Records supplied -

┏━━

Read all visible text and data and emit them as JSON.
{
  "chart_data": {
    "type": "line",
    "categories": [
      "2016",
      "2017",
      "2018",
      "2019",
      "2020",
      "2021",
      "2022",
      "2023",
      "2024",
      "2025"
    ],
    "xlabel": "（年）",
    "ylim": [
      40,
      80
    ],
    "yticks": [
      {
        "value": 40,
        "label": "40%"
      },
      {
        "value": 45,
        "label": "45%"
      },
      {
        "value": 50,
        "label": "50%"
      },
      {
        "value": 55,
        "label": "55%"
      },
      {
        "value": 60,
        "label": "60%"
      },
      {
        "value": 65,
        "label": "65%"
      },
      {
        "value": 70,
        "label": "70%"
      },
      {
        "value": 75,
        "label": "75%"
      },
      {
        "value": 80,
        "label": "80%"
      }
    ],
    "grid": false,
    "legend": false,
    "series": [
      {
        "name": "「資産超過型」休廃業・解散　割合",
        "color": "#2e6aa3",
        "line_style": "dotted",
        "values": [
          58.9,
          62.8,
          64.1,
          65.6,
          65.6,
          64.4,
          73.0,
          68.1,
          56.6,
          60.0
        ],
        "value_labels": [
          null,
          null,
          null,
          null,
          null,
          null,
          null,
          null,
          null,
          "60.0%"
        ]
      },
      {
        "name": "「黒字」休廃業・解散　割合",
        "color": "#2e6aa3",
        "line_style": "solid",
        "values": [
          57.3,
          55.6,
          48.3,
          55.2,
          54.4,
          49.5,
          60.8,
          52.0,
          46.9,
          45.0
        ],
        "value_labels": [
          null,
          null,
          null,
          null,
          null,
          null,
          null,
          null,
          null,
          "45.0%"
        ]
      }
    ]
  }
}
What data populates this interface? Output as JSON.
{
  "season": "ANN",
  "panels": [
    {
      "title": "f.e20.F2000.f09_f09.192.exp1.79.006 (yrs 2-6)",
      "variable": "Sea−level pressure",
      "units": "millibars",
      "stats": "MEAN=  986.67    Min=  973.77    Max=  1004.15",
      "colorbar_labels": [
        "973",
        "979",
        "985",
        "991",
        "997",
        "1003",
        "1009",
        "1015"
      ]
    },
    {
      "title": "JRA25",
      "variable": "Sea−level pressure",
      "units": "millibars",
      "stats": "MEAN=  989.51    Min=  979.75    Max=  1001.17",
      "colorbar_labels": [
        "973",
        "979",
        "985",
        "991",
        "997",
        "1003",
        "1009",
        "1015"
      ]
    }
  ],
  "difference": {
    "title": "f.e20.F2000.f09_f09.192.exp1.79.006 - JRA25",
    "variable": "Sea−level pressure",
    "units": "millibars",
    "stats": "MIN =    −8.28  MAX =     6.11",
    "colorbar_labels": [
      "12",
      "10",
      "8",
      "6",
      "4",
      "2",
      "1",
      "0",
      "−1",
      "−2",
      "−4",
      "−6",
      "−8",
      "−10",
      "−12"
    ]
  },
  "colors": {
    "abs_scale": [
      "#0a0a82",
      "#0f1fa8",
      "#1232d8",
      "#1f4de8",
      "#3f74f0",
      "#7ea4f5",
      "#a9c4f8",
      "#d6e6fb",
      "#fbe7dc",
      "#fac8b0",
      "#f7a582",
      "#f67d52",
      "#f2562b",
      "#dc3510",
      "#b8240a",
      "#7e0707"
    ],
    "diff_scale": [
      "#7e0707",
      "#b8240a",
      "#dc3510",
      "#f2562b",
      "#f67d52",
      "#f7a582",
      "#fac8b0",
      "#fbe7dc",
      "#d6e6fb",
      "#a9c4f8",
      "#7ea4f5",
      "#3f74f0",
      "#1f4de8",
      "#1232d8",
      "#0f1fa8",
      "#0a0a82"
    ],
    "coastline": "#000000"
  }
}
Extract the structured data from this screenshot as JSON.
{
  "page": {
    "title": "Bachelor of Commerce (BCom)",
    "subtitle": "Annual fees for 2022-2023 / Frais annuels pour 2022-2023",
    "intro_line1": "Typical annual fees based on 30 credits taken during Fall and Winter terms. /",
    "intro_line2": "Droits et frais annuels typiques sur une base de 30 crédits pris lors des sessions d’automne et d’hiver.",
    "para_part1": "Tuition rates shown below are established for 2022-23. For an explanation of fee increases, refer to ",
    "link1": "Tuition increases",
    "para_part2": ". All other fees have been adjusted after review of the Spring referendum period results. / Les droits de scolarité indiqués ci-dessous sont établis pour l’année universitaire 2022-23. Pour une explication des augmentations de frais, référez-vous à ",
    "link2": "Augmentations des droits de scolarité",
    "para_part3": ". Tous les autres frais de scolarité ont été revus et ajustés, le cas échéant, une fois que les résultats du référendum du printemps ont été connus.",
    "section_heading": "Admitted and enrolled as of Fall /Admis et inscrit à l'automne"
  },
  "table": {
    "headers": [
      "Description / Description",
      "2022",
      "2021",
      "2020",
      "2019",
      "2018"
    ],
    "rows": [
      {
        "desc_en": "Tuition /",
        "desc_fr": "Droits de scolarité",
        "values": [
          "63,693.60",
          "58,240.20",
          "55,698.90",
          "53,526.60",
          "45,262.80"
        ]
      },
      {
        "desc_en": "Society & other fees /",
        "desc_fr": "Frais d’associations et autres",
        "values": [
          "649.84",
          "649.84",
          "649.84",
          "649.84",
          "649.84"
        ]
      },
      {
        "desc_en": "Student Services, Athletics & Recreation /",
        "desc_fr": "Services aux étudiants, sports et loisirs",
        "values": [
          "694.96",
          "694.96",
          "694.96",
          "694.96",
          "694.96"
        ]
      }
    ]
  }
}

┗━━

Written request - Using the listing above, reproduce each line without omission.

Task response -
Read all visible text and data and emit them as JSON.
{
  "chart_data": {
    "type": "line",
    "categories": [
      "2016",
      "2017",
      "2018",
      "2019",
      "2020",
      "2021",
      "2022",
      "2023",
      "2024",
      "2025"
    ],
    "xlabel": "（年）",
    "ylim": [
      40,
      80
    ],
    "yticks": [
      {
        "value": 40,
        "label": "40%"
      },
      {
        "value": 45,
        "label": "45%"
      },
      {
        "value": 50,
        "label": "50%"
      },
      {
        "value": 55,
        "label": "55%"
      },
      {
        "value": 60,
        "label": "60%"
      },
      {
        "value": 65,
        "label": "65%"
      },
      {
        "value": 70,
        "label": "70%"
      },
      {
        "value": 75,
        "label": "75%"
      },
      {
        "value": 80,
        "label": "80%"
      }
    ],
    "grid": false,
    "legend": false,
    "series": [
      {
        "name": "「資産超過型」休廃業・解散　割合",
        "color": "#2e6aa3",
        "line_style": "dotted",
        "values": [
          58.9,
          62.8,
          64.1,
          65.6,
          65.6,
          64.4,
          73.0,
          68.1,
          56.6,
          60.0
        ],
        "value_labels": [
          null,
          null,
          null,
          null,
          null,
          null,
          null,
          null,
          null,
          "60.0%"
        ]
      },
      {
        "name": "「黒字」休廃業・解散　割合",
        "color": "#2e6aa3",
        "line_style": "solid",
        "values": [
          57.3,
          55.6,
          48.3,
          55.2,
          54.4,
          49.5,
          60.8,
          52.0,
          46.9,
          45.0
        ],
        "value_labels": [
          null,
          null,
          null,
          null,
          null,
          null,
          null,
          null,
          null,
          "45.0%"
        ]
      }
    ]
  }
}
What data populates this interface? Output as JSON.
{
  "season": "ANN",
  "panels": [
    {
      "title": "f.e20.F2000.f09_f09.192.exp1.79.006 (yrs 2-6)",
      "variable": "Sea−level pressure",
      "units": "millibars",
      "stats": "MEAN=  986.67    Min=  973.77    Max=  1004.15",
      "colorbar_labels": [
        "973",
        "979",
        "985",
        "991",
        "997",
        "1003",
        "1009",
        "1015"
      ]
    },
    {
      "title": "JRA25",
      "variable": "Sea−level pressure",
      "units": "millibars",
      "stats": "MEAN=  989.51    Min=  979.75    Max=  1001.17",
      "colorbar_labels": [
        "973",
        "979",
        "985",
        "991",
        "997",
        "1003",
        "1009",
        "1015"
      ]
    }
  ],
  "difference": {
    "title": "f.e20.F2000.f09_f09.192.exp1.79.006 - JRA25",
    "variable": "Sea−level pressure",
    "units": "millibars",
    "stats": "MIN =    −8.28  MAX =     6.11",
    "colorbar_labels": [
      "12",
      "10",
      "8",
      "6",
      "4",
      "2",
      "1",
      "0",
      "−1",
      "−2",
      "−4",
      "−6",
      "−8",
      "−10",
      "−12"
    ]
  },
  "colors": {
    "abs_scale": [
      "#0a0a82",
      "#0f1fa8",
      "#1232d8",
      "#1f4de8",
      "#3f74f0",
      "#7ea4f5",
      "#a9c4f8",
      "#d6e6fb",
      "#fbe7dc",
      "#fac8b0",
      "#f7a582",
      "#f67d52",
      "#f2562b",
      "#dc3510",
      "#b8240a",
      "#7e0707"
    ],
    "diff_scale": [
      "#7e0707",
      "#b8240a",
      "#dc3510",
      "#f2562b",
      "#f67d52",
      "#f7a582",
      "#fac8b0",
      "#fbe7dc",
      "#d6e6fb",
      "#a9c4f8",
      "#7ea4f5",
      "#3f74f0",
      "#1f4de8",
      "#1232d8",
      "#0f1fa8",
      "#0a0a82"
    ],
    "coastline": "#000000"
  }
}
Extract the structured data from this screenshot as JSON.
{
  "page": {
    "title": "Bachelor of Commerce (BCom)",
    "subtitle": "Annual fees for 2022-2023 / Frais annuels pour 2022-2023",
    "intro_line1": "Typical annual fees based on 30 credits taken during Fall and Winter terms. /",
    "intro_line2": "Droits et frais annuels typiques sur une base de 30 crédits pris lors des sessions d’automne et d’hiver.",
    "para_part1": "Tuition rates shown below are established for 2022-23. For an explanation of fee increases, refer to ",
    "link1": "Tuition increases",
    "para_part2": ". All other fees have been adjusted after review of the Spring referendum period results. / Les droits de scolarité indiqués ci-dessous sont établis pour l’année universitaire 2022-23. Pour une explication des augmentations de frais, référez-vous à ",
    "link2": "Augmentations des droits de scolarité",
    "para_part3": ". Tous les autres frais de scolarité ont été revus et ajustés, le cas échéant, une fois que les résultats du référendum du printemps ont été connus.",
    "section_heading": "Admitted and enrolled as of Fall /Admis et inscrit à l'automne"
  },
  "table": {
    "headers": [
      "Description / Description",
      "2022",
      "2021",
      "2020",
      "2019",
      "2018"
    ],
    "rows": [
      {
        "desc_en": "Tuition /",
        "desc_fr": "Droits de scolarité",
        "values": [
          "63,693.60",
          "58,240.20",
          "55,698.90",
          "53,526.60",
          "45,262.80"
        ]
      },
      {
        "desc_en": "Society & other fees /",
        "desc_fr": "Frais d’associations et autres",
        "values": [
          "649.84",
          "649.84",
          "649.84",
          "649.84",
          "649.84"
        ]
      },
      {
        "desc_en": "Student Services, Athletics & Recreation /",
        "desc_fr": "Services aux étudiants, sports et loisirs",
        "values": [
          "694.96",
          "694.96",
          "694.96",
          "694.96",
          "694.96"
        ]
      }
    ]
  }
}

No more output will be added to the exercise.